▶ [Data excerpts]
####

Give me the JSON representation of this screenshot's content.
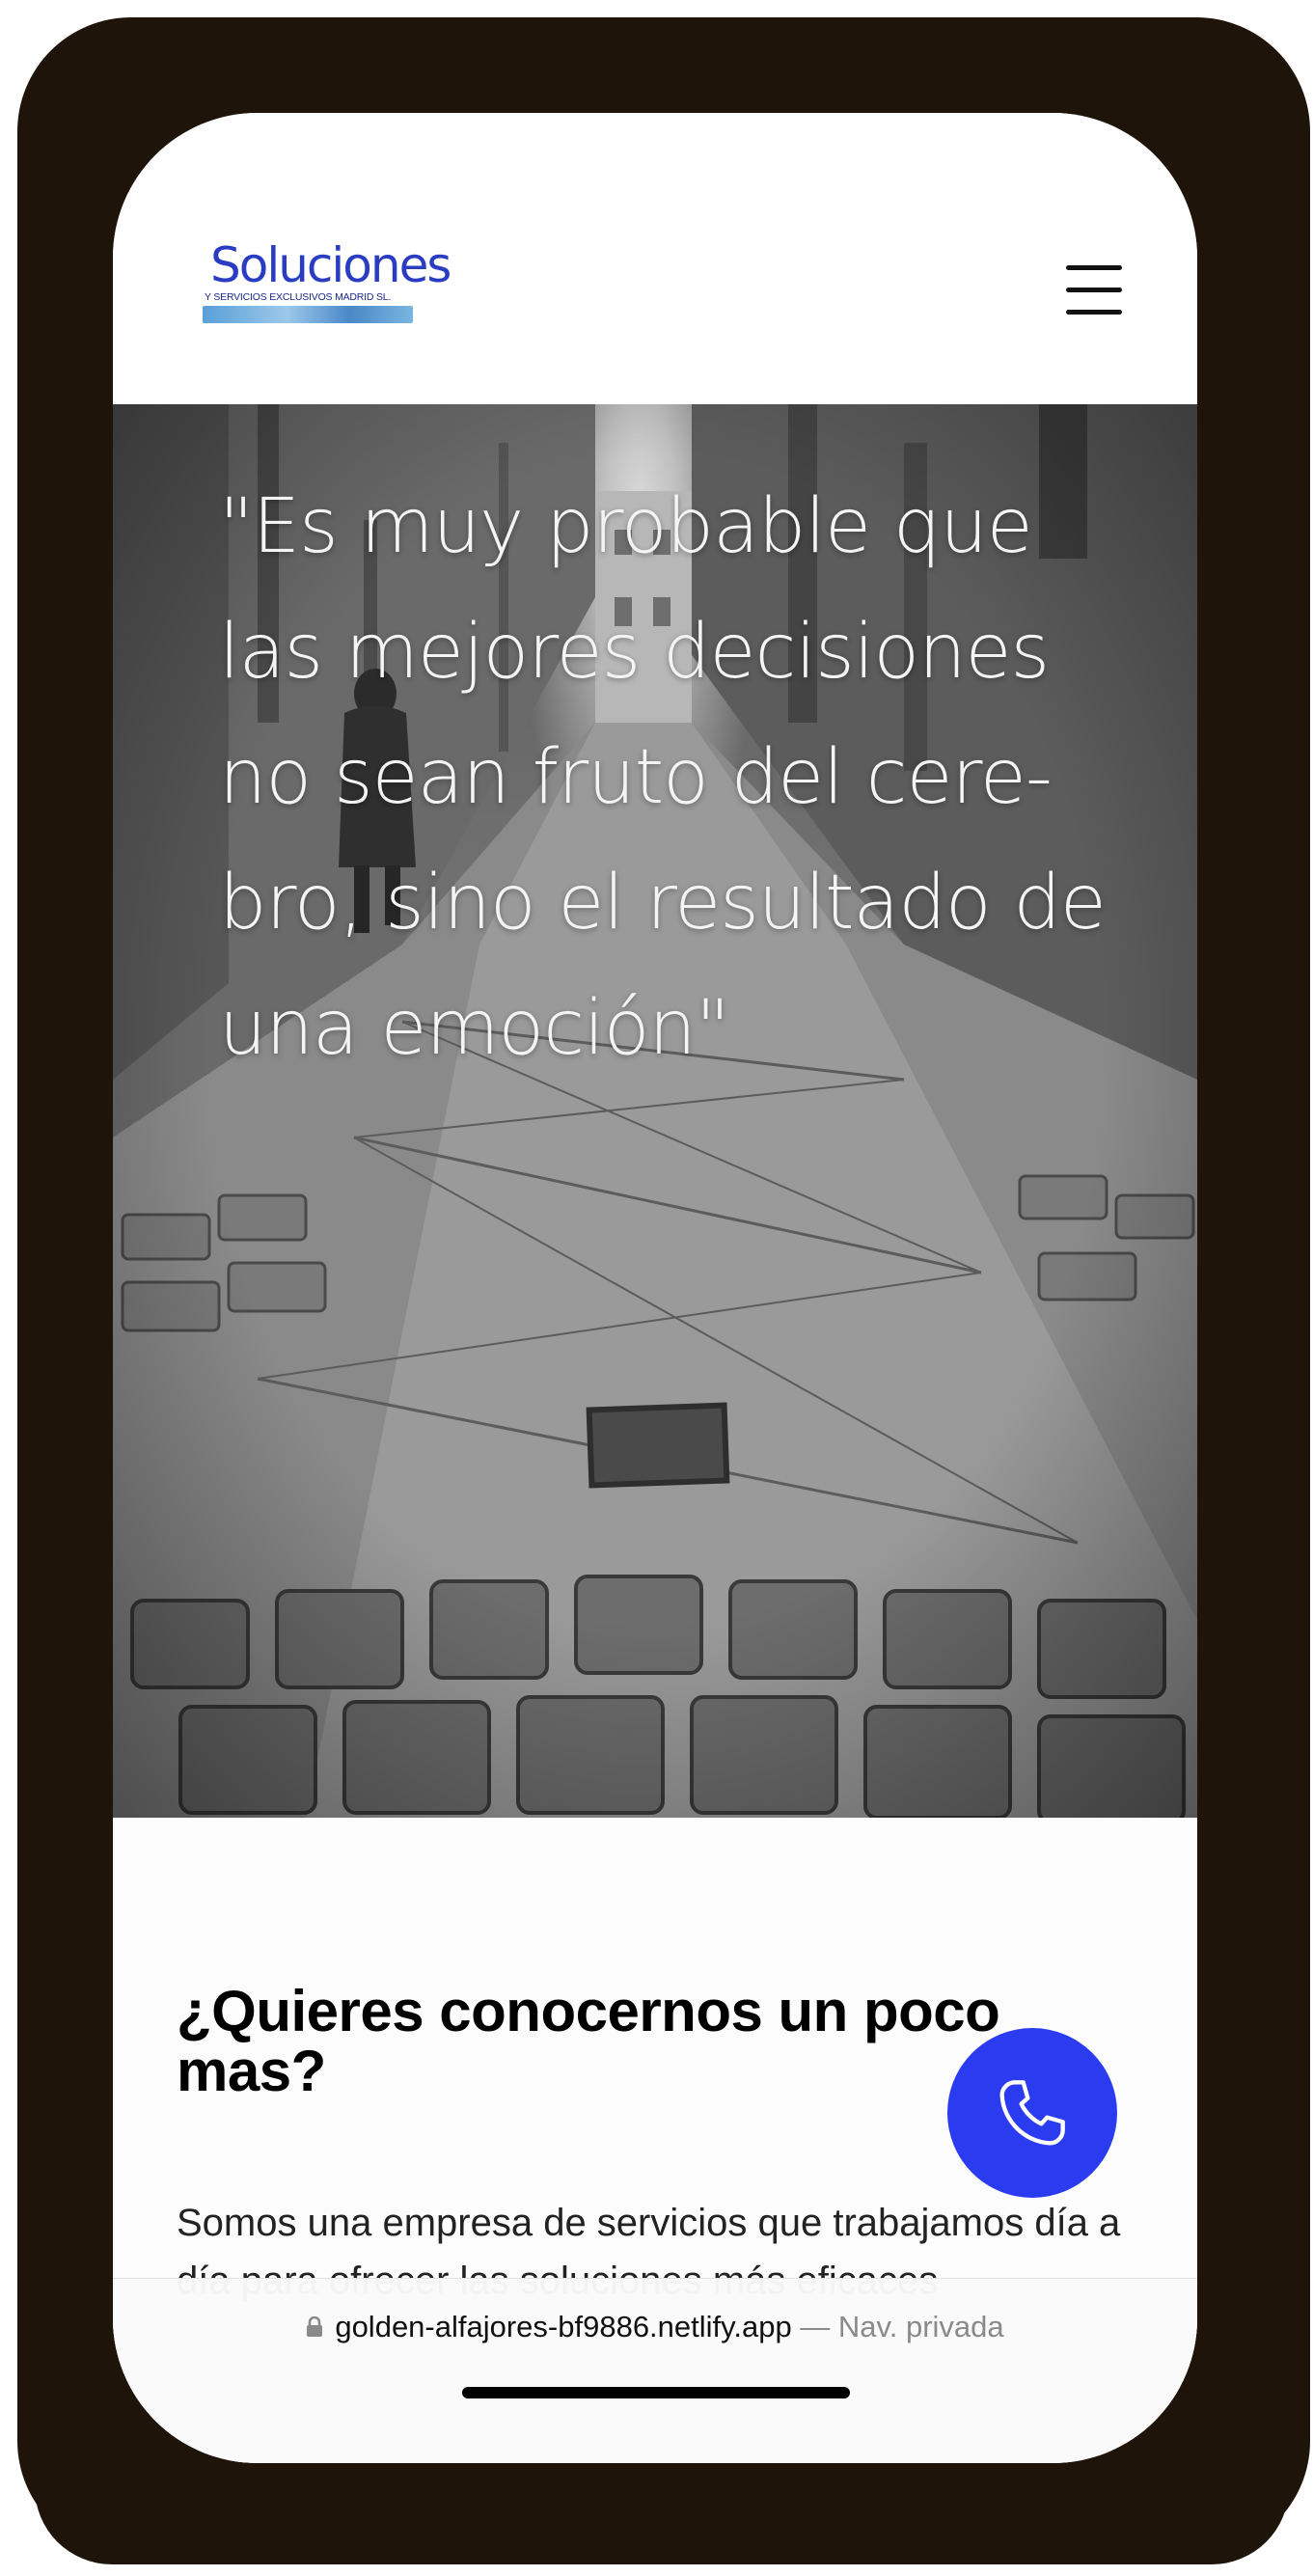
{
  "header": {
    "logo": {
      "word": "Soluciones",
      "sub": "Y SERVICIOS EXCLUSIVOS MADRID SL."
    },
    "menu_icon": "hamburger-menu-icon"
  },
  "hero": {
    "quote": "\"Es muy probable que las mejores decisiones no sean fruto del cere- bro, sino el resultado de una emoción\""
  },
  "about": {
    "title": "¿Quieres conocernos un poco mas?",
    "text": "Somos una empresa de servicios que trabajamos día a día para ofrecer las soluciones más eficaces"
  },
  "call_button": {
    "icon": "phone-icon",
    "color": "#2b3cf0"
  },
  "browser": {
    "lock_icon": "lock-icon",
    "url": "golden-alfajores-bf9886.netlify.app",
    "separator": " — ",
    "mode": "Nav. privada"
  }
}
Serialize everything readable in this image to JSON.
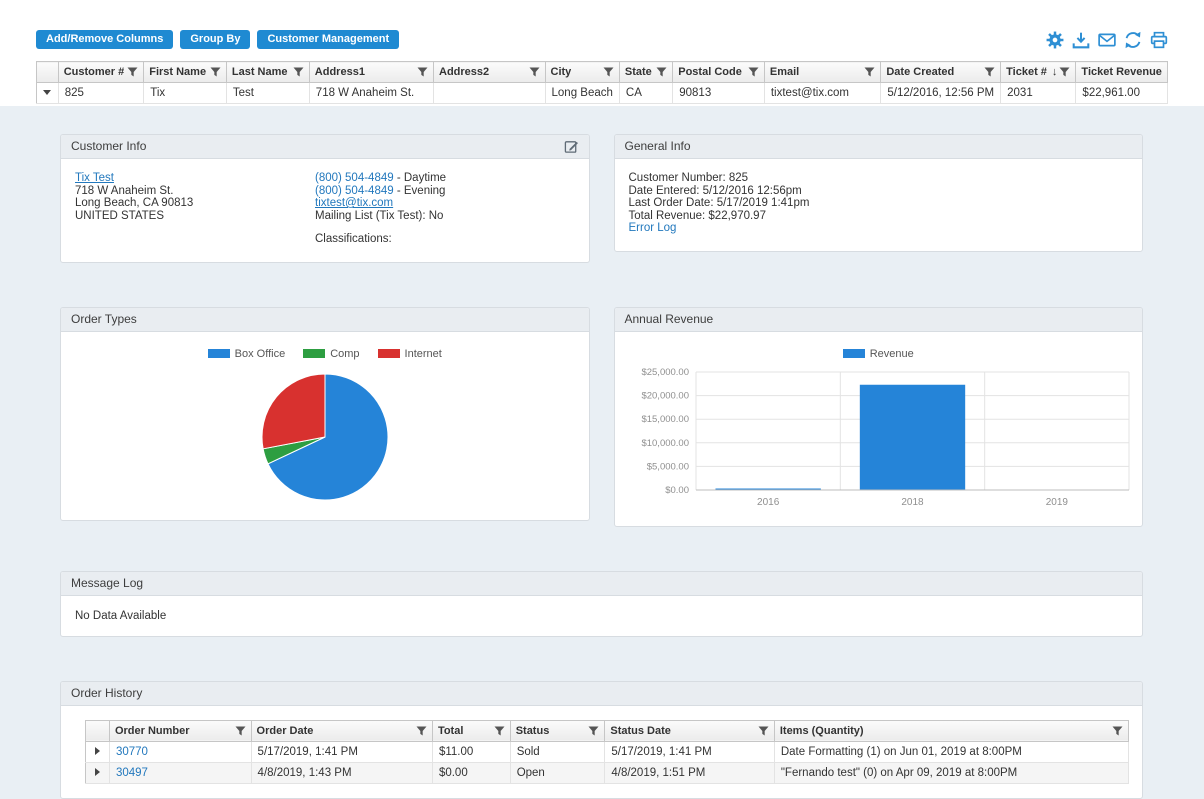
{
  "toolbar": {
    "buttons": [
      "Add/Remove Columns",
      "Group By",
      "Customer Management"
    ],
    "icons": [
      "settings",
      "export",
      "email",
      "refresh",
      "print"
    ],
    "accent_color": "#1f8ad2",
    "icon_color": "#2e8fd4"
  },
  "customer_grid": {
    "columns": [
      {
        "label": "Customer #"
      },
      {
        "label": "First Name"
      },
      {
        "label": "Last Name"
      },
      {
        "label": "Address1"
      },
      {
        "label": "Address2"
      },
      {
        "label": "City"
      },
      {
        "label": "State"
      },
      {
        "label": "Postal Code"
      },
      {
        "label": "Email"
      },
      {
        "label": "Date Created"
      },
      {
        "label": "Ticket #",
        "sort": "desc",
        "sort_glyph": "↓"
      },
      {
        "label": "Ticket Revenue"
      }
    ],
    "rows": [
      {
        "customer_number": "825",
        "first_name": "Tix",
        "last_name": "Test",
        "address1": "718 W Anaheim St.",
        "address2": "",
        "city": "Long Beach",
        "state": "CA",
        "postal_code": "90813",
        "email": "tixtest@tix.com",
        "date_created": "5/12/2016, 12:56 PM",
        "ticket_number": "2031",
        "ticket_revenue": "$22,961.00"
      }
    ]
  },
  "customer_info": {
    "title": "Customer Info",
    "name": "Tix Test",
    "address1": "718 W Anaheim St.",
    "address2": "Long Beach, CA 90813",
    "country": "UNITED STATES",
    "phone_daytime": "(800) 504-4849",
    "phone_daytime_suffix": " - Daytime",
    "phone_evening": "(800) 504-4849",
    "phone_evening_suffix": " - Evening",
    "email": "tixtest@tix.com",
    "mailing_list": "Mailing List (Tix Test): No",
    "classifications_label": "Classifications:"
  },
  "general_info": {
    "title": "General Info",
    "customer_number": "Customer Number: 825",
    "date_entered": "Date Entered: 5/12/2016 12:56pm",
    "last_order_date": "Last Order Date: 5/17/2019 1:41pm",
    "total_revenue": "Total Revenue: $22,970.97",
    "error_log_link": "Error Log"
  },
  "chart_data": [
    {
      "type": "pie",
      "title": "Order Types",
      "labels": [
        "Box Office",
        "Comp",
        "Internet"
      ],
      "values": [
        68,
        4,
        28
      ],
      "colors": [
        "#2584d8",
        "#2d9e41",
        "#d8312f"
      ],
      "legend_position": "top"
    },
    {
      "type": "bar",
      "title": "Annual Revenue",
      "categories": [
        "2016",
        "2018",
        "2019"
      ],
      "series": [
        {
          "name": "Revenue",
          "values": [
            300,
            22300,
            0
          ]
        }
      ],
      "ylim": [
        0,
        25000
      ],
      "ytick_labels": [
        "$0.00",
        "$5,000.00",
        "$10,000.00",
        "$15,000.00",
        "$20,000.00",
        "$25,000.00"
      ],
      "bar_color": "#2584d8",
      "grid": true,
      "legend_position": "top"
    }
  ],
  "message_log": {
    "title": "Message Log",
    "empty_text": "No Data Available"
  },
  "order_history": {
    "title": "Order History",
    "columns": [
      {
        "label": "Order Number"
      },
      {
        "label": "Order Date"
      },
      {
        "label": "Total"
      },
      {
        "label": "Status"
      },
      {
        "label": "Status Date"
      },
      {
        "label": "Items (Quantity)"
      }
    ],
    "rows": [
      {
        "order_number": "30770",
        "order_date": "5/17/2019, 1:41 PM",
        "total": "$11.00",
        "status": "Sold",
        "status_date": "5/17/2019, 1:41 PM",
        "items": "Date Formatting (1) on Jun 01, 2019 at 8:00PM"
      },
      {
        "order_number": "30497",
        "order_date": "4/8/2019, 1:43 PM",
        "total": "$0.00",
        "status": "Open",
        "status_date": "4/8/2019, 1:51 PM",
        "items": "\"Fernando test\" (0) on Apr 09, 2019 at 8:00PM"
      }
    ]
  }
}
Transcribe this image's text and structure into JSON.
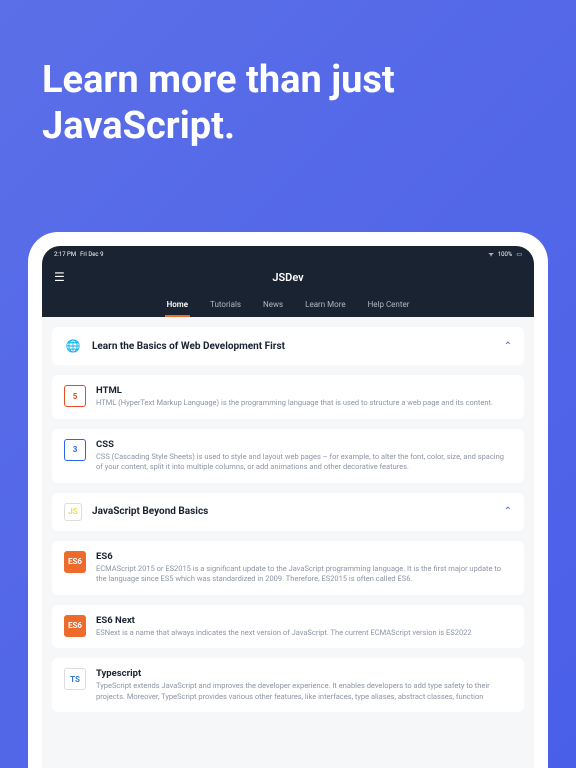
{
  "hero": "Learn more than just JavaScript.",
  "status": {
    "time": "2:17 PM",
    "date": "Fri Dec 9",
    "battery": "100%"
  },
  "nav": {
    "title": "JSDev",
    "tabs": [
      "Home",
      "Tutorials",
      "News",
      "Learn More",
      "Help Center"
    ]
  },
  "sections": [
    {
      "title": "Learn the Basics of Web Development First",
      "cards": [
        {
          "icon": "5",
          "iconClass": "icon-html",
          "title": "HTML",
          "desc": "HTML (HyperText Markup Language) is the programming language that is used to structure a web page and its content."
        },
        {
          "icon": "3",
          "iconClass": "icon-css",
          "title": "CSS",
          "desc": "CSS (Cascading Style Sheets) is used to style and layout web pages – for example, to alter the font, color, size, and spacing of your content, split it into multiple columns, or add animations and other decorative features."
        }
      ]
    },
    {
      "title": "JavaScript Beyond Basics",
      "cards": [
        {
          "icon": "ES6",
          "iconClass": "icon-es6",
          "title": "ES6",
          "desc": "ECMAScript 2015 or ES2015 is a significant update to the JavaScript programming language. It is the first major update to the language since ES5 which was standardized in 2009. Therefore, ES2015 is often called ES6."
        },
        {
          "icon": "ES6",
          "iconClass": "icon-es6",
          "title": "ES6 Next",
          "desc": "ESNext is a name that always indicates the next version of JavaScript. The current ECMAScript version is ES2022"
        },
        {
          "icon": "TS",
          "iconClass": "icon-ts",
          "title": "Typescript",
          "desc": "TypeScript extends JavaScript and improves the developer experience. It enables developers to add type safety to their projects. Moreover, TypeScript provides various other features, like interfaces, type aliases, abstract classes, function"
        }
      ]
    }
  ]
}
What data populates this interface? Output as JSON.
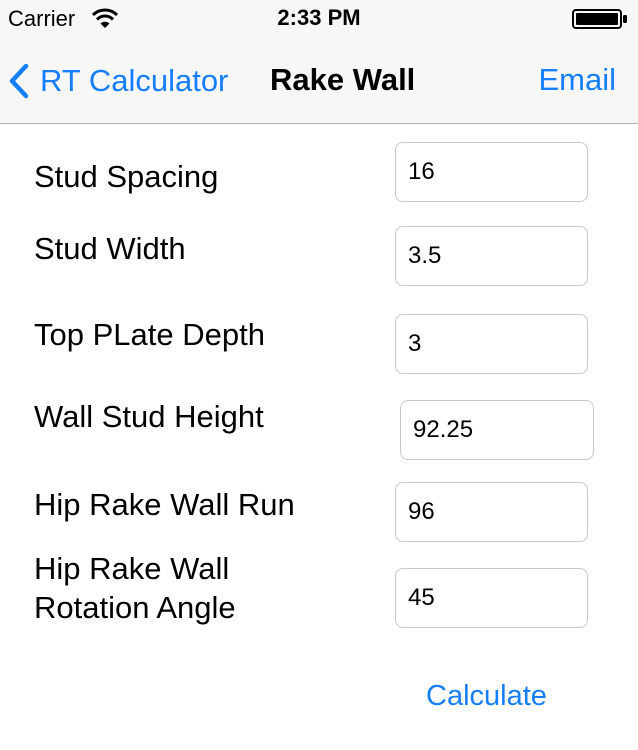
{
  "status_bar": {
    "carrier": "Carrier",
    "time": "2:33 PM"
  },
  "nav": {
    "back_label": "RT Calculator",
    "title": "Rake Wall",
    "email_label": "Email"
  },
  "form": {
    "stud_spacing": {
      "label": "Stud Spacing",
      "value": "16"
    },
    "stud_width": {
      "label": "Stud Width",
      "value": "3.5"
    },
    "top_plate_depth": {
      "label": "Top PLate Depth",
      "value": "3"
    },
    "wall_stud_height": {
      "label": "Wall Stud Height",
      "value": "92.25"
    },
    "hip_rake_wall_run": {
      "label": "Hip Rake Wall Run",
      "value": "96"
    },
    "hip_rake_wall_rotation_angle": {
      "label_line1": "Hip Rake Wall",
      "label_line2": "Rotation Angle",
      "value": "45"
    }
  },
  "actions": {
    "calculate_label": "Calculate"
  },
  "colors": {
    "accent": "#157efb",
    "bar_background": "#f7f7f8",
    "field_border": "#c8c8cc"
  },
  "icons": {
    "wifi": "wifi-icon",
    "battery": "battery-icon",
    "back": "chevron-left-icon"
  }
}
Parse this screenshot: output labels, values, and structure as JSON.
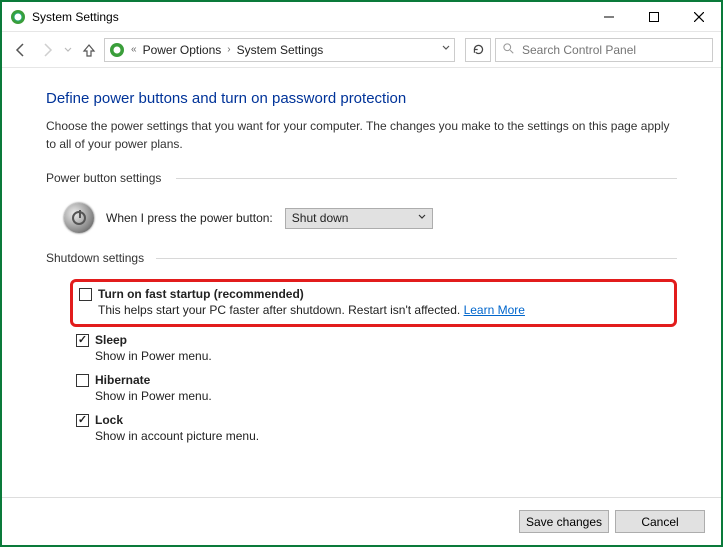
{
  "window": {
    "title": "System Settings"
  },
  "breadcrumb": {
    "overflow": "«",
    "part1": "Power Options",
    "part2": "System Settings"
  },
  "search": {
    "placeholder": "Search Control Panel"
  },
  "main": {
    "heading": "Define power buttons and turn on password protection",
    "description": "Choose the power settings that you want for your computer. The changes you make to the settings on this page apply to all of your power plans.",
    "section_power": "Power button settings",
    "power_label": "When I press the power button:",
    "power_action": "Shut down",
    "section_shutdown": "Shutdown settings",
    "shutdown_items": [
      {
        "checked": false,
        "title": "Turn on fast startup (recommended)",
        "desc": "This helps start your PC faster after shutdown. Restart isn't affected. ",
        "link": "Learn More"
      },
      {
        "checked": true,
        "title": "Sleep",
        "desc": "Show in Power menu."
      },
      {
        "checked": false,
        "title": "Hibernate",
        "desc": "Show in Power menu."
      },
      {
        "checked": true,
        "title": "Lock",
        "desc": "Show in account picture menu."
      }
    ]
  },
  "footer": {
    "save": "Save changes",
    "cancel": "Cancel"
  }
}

####

▶ [WORK TO DO]
Extract all lines that hold the word "used".

▶ [RESULT]
          "desc": "HTML (HyperText Markup Language) is the programming language that is used to structure a web page and its content."
          "desc": "CSS (Cascading Style Sheets) is used to style and layout web pages – for example, to alter the font, color, size, and spacing of your content, split it into multiple columns, or add animations and other decorative features."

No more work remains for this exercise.